Written request » Reproduce verbatim the stretch of the material from the line containing "item-text-mid: (lze nahradit" through the line containing "890, 191, 911]", both lines included, and output nothing else.

Dataset items:

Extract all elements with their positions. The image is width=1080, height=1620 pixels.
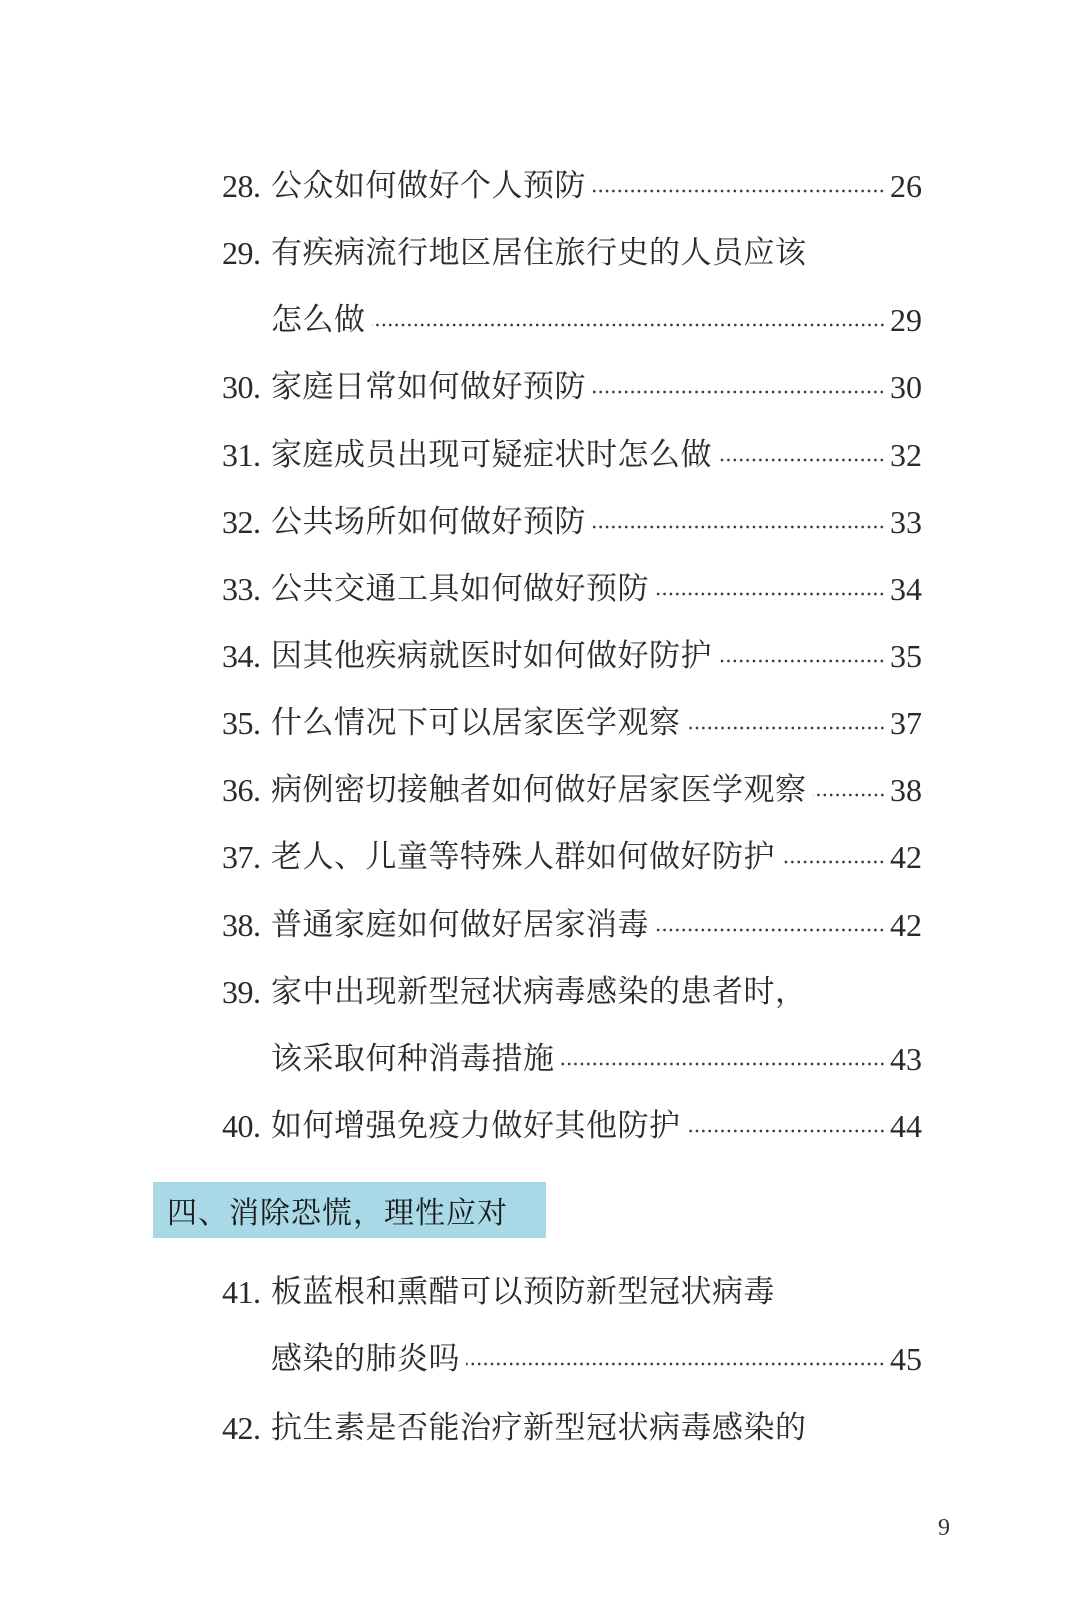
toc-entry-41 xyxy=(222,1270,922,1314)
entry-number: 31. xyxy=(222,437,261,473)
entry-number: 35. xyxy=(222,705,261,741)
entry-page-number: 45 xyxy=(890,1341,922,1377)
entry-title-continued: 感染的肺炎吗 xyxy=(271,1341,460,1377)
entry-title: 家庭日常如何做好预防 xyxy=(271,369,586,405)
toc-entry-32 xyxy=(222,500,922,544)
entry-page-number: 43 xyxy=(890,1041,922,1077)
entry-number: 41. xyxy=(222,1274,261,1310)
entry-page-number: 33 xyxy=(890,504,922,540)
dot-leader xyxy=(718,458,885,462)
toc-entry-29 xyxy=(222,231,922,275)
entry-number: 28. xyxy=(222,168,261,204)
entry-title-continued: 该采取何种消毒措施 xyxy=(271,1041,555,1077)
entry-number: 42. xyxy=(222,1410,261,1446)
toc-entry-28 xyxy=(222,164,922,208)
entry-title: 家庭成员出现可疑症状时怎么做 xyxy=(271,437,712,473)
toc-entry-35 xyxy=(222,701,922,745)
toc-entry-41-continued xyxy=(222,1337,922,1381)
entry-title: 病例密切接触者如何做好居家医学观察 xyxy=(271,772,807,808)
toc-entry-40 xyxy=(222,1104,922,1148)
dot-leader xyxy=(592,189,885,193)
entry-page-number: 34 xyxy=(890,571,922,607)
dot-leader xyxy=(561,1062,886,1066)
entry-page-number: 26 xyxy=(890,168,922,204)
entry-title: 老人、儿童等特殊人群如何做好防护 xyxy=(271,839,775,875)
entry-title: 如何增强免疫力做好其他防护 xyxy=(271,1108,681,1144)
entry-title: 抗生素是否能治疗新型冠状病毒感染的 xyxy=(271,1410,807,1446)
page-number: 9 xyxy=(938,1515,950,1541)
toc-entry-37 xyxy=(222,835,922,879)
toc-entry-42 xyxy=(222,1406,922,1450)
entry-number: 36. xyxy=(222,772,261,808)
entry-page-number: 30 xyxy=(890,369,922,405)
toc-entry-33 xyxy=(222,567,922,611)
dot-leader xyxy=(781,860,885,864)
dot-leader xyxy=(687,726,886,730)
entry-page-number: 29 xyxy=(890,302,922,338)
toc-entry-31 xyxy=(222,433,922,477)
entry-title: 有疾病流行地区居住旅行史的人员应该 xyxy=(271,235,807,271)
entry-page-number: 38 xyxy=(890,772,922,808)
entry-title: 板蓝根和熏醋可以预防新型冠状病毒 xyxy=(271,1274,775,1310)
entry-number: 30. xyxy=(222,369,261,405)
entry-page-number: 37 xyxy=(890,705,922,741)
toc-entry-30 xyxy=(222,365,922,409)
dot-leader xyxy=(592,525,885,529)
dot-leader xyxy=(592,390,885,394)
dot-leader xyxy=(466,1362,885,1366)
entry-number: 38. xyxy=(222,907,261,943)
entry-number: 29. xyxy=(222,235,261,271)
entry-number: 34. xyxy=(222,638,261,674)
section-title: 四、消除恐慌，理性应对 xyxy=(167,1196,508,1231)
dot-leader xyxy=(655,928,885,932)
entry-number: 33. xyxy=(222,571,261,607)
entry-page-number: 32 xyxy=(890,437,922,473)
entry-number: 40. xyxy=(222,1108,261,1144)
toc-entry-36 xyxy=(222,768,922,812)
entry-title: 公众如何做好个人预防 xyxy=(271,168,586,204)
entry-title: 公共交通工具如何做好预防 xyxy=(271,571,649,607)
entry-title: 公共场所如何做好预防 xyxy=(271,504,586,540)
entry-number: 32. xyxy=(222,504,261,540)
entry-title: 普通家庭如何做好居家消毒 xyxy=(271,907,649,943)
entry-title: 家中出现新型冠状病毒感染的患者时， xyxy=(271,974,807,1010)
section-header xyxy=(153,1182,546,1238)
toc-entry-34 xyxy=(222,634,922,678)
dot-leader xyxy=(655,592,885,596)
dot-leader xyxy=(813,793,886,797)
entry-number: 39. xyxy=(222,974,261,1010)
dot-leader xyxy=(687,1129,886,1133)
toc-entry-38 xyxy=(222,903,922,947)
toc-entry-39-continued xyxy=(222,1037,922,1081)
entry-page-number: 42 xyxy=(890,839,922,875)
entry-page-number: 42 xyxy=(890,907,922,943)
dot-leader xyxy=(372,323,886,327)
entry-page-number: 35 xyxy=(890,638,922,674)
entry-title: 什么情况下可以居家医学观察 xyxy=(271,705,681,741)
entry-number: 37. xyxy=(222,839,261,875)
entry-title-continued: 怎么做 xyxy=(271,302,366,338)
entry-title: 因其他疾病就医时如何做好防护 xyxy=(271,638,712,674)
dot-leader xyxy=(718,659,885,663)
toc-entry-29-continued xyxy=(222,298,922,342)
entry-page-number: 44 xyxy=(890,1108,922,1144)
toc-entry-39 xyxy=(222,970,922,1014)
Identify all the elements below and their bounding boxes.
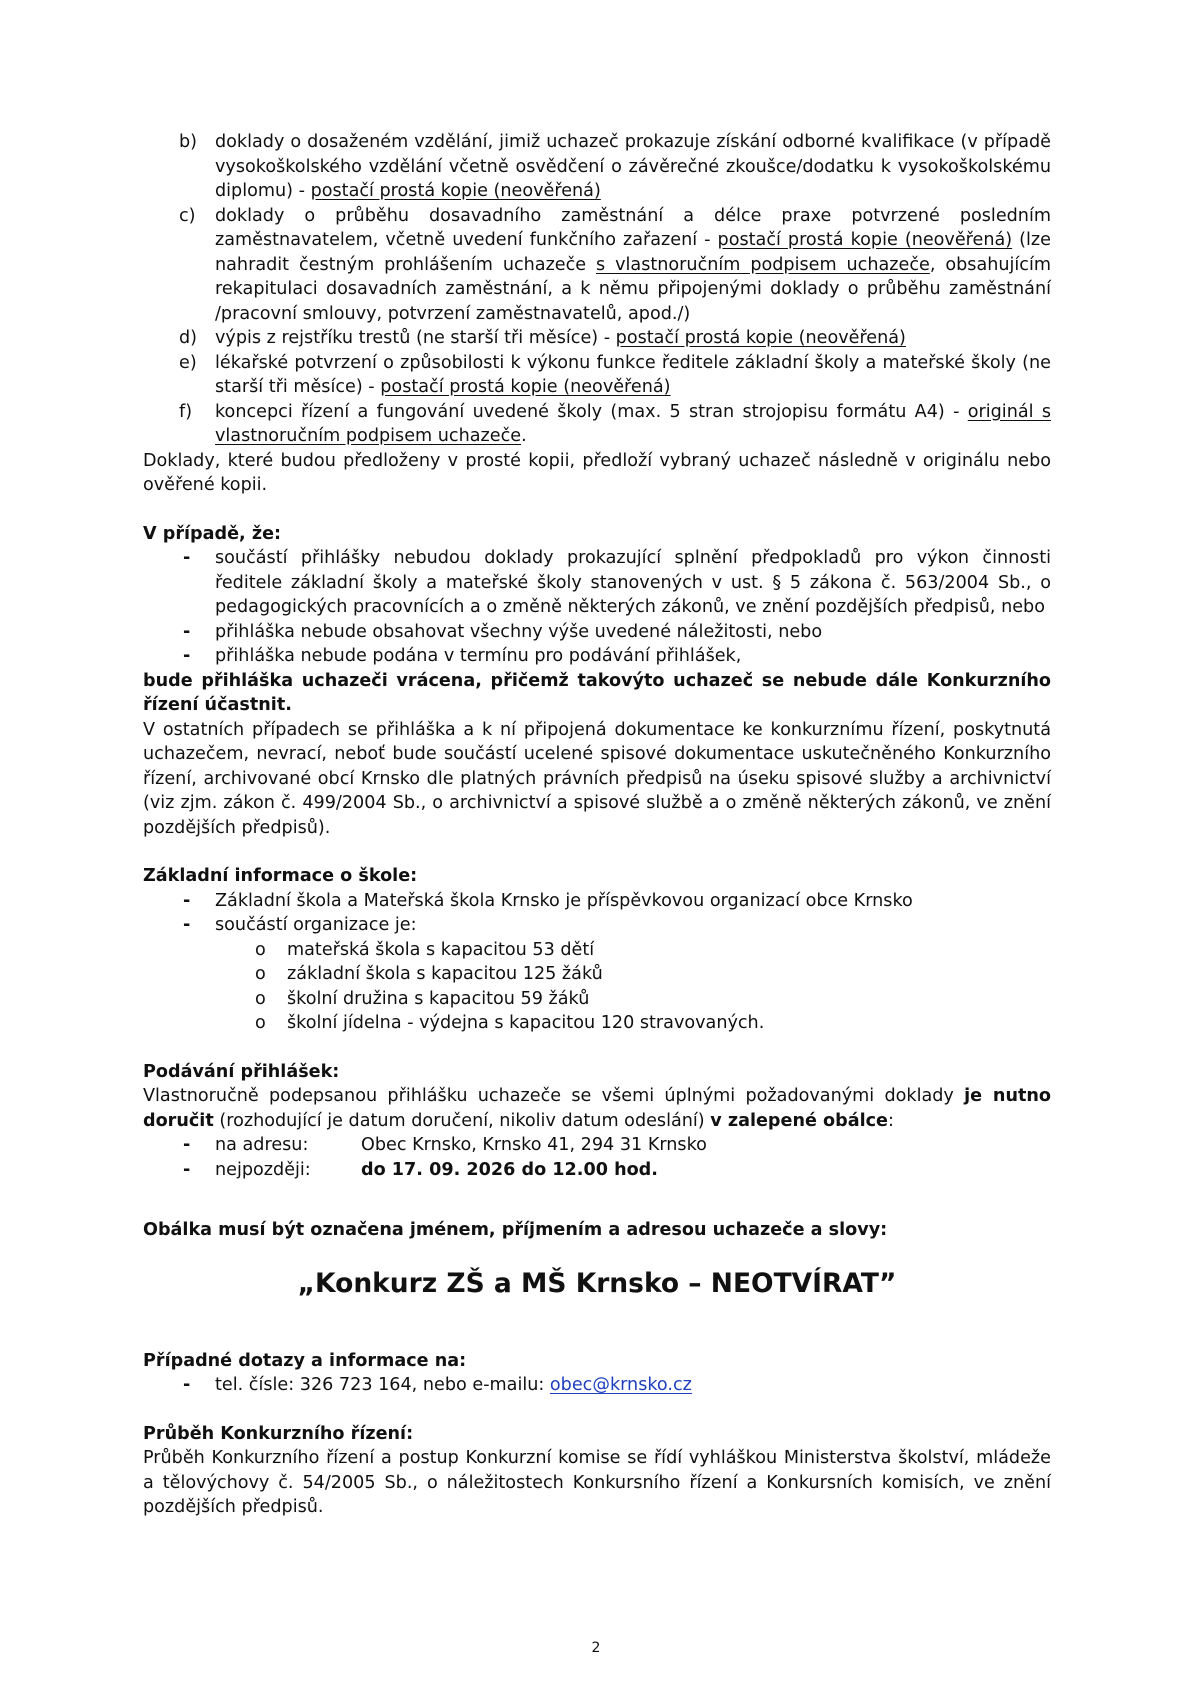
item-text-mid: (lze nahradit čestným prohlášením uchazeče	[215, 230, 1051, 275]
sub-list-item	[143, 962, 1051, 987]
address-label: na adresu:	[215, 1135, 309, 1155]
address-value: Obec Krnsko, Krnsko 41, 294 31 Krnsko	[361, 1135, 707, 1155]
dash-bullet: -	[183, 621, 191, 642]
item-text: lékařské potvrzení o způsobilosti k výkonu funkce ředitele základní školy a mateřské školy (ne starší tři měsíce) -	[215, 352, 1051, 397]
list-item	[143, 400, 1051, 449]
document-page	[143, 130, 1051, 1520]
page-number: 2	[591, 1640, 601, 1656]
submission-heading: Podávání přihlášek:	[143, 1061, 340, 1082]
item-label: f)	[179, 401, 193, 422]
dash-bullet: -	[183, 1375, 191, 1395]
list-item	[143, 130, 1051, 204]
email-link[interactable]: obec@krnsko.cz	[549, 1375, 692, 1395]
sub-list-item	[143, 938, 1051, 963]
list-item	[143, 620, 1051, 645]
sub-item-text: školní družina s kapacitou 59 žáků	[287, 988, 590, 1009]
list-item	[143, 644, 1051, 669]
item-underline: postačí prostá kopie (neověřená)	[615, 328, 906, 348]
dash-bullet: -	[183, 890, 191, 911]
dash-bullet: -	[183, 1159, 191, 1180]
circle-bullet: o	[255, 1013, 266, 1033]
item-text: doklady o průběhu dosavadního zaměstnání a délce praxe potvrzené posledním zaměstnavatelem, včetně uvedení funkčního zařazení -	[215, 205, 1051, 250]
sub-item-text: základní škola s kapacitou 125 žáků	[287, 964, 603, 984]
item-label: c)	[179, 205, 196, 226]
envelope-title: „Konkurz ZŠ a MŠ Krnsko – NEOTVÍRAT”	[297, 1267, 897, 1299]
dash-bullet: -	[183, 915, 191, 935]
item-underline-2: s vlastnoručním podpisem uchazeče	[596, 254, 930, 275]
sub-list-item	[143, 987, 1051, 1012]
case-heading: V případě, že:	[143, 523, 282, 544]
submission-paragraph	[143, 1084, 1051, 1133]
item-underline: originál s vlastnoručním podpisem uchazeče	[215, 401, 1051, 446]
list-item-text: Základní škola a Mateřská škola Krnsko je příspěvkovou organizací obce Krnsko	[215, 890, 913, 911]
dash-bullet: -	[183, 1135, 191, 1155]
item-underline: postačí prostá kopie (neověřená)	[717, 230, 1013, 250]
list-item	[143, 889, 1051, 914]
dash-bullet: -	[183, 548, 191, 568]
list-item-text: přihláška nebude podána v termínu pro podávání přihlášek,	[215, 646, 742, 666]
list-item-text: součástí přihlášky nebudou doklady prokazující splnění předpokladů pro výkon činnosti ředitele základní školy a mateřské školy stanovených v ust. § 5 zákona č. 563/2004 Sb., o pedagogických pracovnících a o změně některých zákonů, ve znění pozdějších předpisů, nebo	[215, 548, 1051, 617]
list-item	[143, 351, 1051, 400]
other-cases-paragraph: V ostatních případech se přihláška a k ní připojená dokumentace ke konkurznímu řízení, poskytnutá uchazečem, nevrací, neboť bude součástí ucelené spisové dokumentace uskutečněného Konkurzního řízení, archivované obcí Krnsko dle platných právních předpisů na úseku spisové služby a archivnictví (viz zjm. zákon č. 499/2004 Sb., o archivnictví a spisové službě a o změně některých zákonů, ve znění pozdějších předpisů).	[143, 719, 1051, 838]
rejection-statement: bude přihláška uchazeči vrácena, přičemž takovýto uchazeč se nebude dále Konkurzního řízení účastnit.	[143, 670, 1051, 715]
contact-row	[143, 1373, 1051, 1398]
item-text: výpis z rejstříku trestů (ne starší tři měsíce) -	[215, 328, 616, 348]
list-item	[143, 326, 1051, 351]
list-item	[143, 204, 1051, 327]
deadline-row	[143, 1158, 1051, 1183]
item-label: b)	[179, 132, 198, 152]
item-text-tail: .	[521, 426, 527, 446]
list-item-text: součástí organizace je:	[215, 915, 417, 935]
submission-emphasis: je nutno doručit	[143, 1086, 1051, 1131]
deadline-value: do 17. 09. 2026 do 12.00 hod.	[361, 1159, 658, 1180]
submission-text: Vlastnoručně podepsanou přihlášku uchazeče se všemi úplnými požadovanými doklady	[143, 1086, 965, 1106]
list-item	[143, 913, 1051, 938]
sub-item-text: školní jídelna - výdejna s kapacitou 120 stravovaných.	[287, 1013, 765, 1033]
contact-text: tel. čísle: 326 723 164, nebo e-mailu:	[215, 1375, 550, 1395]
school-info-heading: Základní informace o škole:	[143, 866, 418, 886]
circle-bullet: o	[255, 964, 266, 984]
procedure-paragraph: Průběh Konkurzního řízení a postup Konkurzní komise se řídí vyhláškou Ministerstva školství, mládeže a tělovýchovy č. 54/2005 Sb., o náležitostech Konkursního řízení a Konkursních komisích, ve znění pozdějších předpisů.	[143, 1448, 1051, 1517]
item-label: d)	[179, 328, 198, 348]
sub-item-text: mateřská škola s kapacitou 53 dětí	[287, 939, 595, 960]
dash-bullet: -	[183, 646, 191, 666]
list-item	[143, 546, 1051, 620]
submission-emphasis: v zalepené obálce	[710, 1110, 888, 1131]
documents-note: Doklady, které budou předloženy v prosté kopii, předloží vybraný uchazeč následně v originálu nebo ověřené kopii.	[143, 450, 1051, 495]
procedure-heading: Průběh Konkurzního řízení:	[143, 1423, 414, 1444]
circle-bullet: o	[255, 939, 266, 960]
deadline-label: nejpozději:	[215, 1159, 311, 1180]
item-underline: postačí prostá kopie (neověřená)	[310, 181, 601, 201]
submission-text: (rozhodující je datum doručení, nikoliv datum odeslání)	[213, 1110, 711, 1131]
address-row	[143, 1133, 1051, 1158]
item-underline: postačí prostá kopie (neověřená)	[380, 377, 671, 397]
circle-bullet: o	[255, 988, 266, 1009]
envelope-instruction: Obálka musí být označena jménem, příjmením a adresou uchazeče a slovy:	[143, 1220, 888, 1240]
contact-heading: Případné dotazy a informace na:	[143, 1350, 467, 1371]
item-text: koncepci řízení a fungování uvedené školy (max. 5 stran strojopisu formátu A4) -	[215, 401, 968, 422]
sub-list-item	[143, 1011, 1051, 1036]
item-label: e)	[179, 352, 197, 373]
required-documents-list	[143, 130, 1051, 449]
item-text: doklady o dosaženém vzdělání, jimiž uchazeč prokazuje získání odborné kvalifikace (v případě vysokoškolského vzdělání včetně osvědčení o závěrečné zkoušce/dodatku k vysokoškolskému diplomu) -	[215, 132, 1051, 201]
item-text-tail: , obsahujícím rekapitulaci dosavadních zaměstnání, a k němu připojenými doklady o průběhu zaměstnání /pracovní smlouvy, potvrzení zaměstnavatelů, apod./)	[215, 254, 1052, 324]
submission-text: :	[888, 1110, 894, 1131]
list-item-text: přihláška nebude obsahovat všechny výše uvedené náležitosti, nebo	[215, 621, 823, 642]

Solution to this problem »
item-text-mid: (lze nahradit čestným prohlášením uchazeče	[215, 230, 1051, 275]
sub-list-item	[143, 962, 1051, 987]
address-label: na adresu:	[215, 1135, 309, 1155]
address-value: Obec Krnsko, Krnsko 41, 294 31 Krnsko	[361, 1135, 707, 1155]
dash-bullet: -	[183, 621, 191, 642]
item-text: lékařské potvrzení o způsobilosti k výkonu funkce ředitele základní školy a mateřské školy (ne starší tři měsíce) -	[215, 352, 1051, 397]
list-item	[143, 400, 1051, 449]
document-page	[143, 130, 1051, 1520]
page-number: 2	[591, 1640, 601, 1656]
submission-heading: Podávání přihlášek:	[143, 1061, 340, 1082]
item-label: f)	[179, 401, 193, 422]
dash-bullet: -	[183, 1375, 191, 1395]
list-item	[143, 130, 1051, 204]
email-link[interactable]: obec@krnsko.cz	[549, 1375, 692, 1395]
sub-list-item	[143, 938, 1051, 963]
list-item	[143, 620, 1051, 645]
sub-item-text: školní družina s kapacitou 59 žáků	[287, 988, 590, 1009]
list-item	[143, 644, 1051, 669]
item-underline: postačí prostá kopie (neověřená)	[615, 328, 906, 348]
dash-bullet: -	[183, 890, 191, 911]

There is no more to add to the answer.